__Required work__. Reproduce the whole listing, character for character.

Data excerpts

──────

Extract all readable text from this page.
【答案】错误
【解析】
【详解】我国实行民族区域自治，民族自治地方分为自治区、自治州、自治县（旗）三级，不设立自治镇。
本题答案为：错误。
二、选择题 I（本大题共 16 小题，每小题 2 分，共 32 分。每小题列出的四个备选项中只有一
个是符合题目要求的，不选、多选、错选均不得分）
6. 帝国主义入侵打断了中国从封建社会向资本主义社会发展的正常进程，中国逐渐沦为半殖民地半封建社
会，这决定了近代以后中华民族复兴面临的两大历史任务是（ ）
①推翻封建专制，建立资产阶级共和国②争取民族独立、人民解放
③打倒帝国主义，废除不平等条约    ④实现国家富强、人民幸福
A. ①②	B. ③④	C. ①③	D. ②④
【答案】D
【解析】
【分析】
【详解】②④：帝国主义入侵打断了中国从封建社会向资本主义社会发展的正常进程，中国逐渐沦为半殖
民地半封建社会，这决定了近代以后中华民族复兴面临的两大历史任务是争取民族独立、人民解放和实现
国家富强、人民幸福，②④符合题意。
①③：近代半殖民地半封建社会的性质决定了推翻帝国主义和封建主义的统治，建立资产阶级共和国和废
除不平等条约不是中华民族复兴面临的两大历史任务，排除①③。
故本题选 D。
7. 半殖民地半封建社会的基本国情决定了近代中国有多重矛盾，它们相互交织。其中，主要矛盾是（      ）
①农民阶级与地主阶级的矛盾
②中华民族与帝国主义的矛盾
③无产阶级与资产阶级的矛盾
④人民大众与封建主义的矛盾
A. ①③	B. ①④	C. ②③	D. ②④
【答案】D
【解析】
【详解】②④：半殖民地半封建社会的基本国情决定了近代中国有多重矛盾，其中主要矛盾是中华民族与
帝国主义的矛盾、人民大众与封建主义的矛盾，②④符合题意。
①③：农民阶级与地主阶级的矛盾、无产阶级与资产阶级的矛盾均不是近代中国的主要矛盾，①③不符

──────

__The solution__.
Extract all readable text from this page.
【答案】错误
【解析】
【详解】我国实行民族区域自治，民族自治地方分为自治区、自治州、自治县（旗）三级，不设立自治镇。
本题答案为：错误。
二、选择题 I（本大题共 16 小题，每小题 2 分，共 32 分。每小题列出的四个备选项中只有一
个是符合题目要求的，不选、多选、错选均不得分）
6. 帝国主义入侵打断了中国从封建社会向资本主义社会发展的正常进程，中国逐渐沦为半殖民地半封建社
会，这决定了近代以后中华民族复兴面临的两大历史任务是（ ）
①推翻封建专制，建立资产阶级共和国②争取民族独立、人民解放
③打倒帝国主义，废除不平等条约    ④实现国家富强、人民幸福
A. ①②	B. ③④	C. ①③	D. ②④
【答案】D
【解析】
【分析】
【详解】②④：帝国主义入侵打断了中国从封建社会向资本主义社会发展的正常进程，中国逐渐沦为半殖
民地半封建社会，这决定了近代以后中华民族复兴面临的两大历史任务是争取民族独立、人民解放和实现
国家富强、人民幸福，②④符合题意。
①③：近代半殖民地半封建社会的性质决定了推翻帝国主义和封建主义的统治，建立资产阶级共和国和废
除不平等条约不是中华民族复兴面临的两大历史任务，排除①③。
故本题选 D。
7. 半殖民地半封建社会的基本国情决定了近代中国有多重矛盾，它们相互交织。其中，主要矛盾是（      ）
①农民阶级与地主阶级的矛盾
②中华民族与帝国主义的矛盾
③无产阶级与资产阶级的矛盾
④人民大众与封建主义的矛盾
A. ①③	B. ①④	C. ②③	D. ②④
【答案】D
【解析】
【详解】②④：半殖民地半封建社会的基本国情决定了近代中国有多重矛盾，其中主要矛盾是中华民族与
帝国主义的矛盾、人民大众与封建主义的矛盾，②④符合题意。
①③：农民阶级与地主阶级的矛盾、无产阶级与资产阶级的矛盾均不是近代中国的主要矛盾，①③不符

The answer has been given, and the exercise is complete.